Repeat all the records exactly, omitting pictures.

Recorded information
########################################

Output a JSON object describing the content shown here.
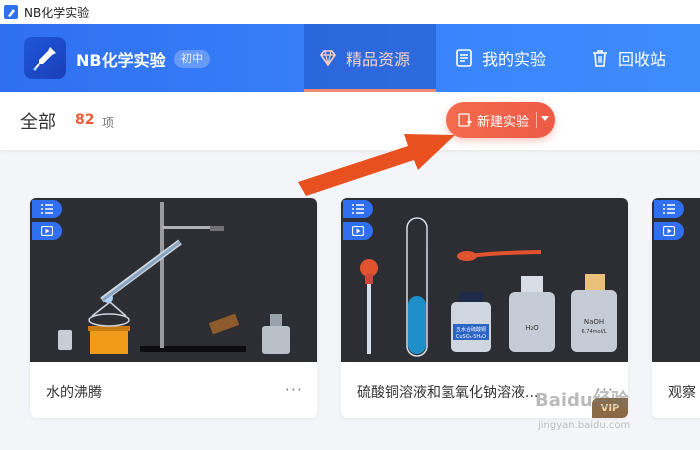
{
  "window": {
    "title": "NB化学实验"
  },
  "header": {
    "brand": "NB化学实验",
    "level_badge": "初中",
    "tabs": [
      {
        "label": "精品资源",
        "icon": "diamond-icon",
        "active": true
      },
      {
        "label": "我的实验",
        "icon": "document-icon",
        "active": false
      },
      {
        "label": "回收站",
        "icon": "trash-icon",
        "active": false
      }
    ]
  },
  "filter": {
    "title": "全部",
    "count": "82",
    "count_unit": "项",
    "new_button_label": "新建实验"
  },
  "cards": [
    {
      "title": "水的沸腾",
      "more": "···",
      "vip": ""
    },
    {
      "title": "硫酸铜溶液和氢氧化钠溶液...",
      "more": "···",
      "vip": "VIP"
    },
    {
      "title": "观察",
      "more": "",
      "vip": ""
    }
  ],
  "thumb_labels": {
    "bottle_h2o": "H₂O",
    "bottle_cuso4": "CuSO₄·5H₂O",
    "bottle_naoh": "NaOH",
    "bottle_naoh_conc": "6.74mol/L",
    "bottle_cuso4_name": "五水合硫酸铜"
  },
  "watermark": {
    "text": "Baidu经验",
    "url": "jingyan.baidu.com"
  },
  "colors": {
    "nav_blue": "#2f6ff0",
    "accent_orange": "#ee5a46",
    "annotation_arrow": "#e8501f"
  }
}
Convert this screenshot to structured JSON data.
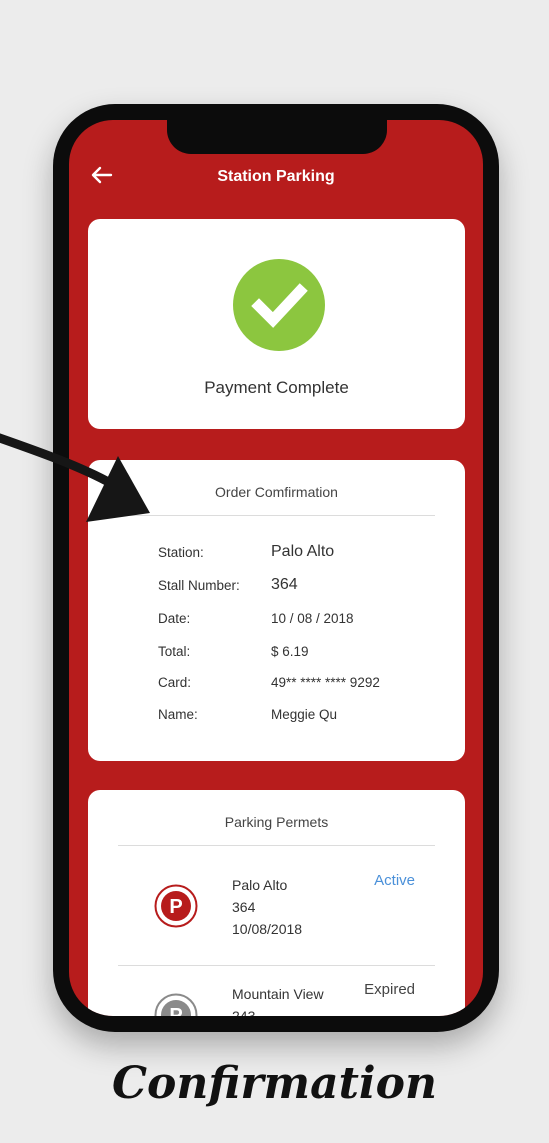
{
  "header": {
    "title": "Station Parking",
    "back_icon": "back-arrow-icon"
  },
  "payment": {
    "status_text": "Payment Complete",
    "icon": "checkmark-icon",
    "icon_color": "#8cc63f"
  },
  "order": {
    "heading": "Order Comfirmation",
    "rows": [
      {
        "label": "Station:",
        "value": "Palo Alto"
      },
      {
        "label": "Stall Number:",
        "value": "364"
      },
      {
        "label": "Date:",
        "value": "10 / 08 / 2018"
      },
      {
        "label": "Total:",
        "value": "$ 6.19"
      },
      {
        "label": "Card:",
        "value": "49** **** **** 9292"
      },
      {
        "label": "Name:",
        "value": "Meggie Qu"
      }
    ]
  },
  "permits": {
    "heading": "Parking Permets",
    "items": [
      {
        "station": "Palo Alto",
        "stall": "364",
        "date": "10/08/2018",
        "status": "Active",
        "status_color": "#4a90d9",
        "icon": "parking-icon"
      },
      {
        "station": "Mountain View",
        "stall": "243",
        "status": "Expired",
        "status_color": "#444444",
        "icon": "parking-icon"
      }
    ]
  },
  "caption": "Confirmation",
  "colors": {
    "brand": "#b71c1c",
    "background": "#ececec",
    "active": "#4a90d9"
  }
}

########################################

Task result
Output a JSON object describing the content shown here.
{
  "window": {
    "title": "NB化学实验"
  },
  "header": {
    "brand": "NB化学实验",
    "level_badge": "初中",
    "tabs": [
      {
        "label": "精品资源",
        "icon": "diamond-icon",
        "active": true
      },
      {
        "label": "我的实验",
        "icon": "document-icon",
        "active": false
      },
      {
        "label": "回收站",
        "icon": "trash-icon",
        "active": false
      }
    ]
  },
  "filter": {
    "title": "全部",
    "count": "82",
    "count_unit": "项",
    "new_button_label": "新建实验"
  },
  "cards": [
    {
      "title": "水的沸腾",
      "more": "···",
      "vip": ""
    },
    {
      "title": "硫酸铜溶液和氢氧化钠溶液...",
      "more": "···",
      "vip": "VIP"
    },
    {
      "title": "观察",
      "more": "",
      "vip": ""
    }
  ],
  "thumb_labels": {
    "bottle_h2o": "H₂O",
    "bottle_cuso4": "CuSO₄·5H₂O",
    "bottle_naoh": "NaOH",
    "bottle_naoh_conc": "6.74mol/L",
    "bottle_cuso4_name": "五水合硫酸铜"
  },
  "watermark": {
    "text": "Baidu经验",
    "url": "jingyan.baidu.com"
  },
  "colors": {
    "nav_blue": "#2f6ff0",
    "accent_orange": "#ee5a46",
    "annotation_arrow": "#e8501f"
  }
}
Convert this screenshot to structured JSON data.
{
  "header": {
    "title": "Station Parking",
    "back_icon": "back-arrow-icon"
  },
  "payment": {
    "status_text": "Payment Complete",
    "icon": "checkmark-icon",
    "icon_color": "#8cc63f"
  },
  "order": {
    "heading": "Order Comfirmation",
    "rows": [
      {
        "label": "Station:",
        "value": "Palo Alto"
      },
      {
        "label": "Stall Number:",
        "value": "364"
      },
      {
        "label": "Date:",
        "value": "10 / 08 / 2018"
      },
      {
        "label": "Total:",
        "value": "$ 6.19"
      },
      {
        "label": "Card:",
        "value": "49** **** **** 9292"
      },
      {
        "label": "Name:",
        "value": "Meggie Qu"
      }
    ]
  },
  "permits": {
    "heading": "Parking Permets",
    "items": [
      {
        "station": "Palo Alto",
        "stall": "364",
        "date": "10/08/2018",
        "status": "Active",
        "status_color": "#4a90d9",
        "icon": "parking-icon"
      },
      {
        "station": "Mountain View",
        "stall": "243",
        "status": "Expired",
        "status_color": "#444444",
        "icon": "parking-icon"
      }
    ]
  },
  "caption": "Confirmation",
  "colors": {
    "brand": "#b71c1c",
    "background": "#ececec",
    "active": "#4a90d9"
  }
}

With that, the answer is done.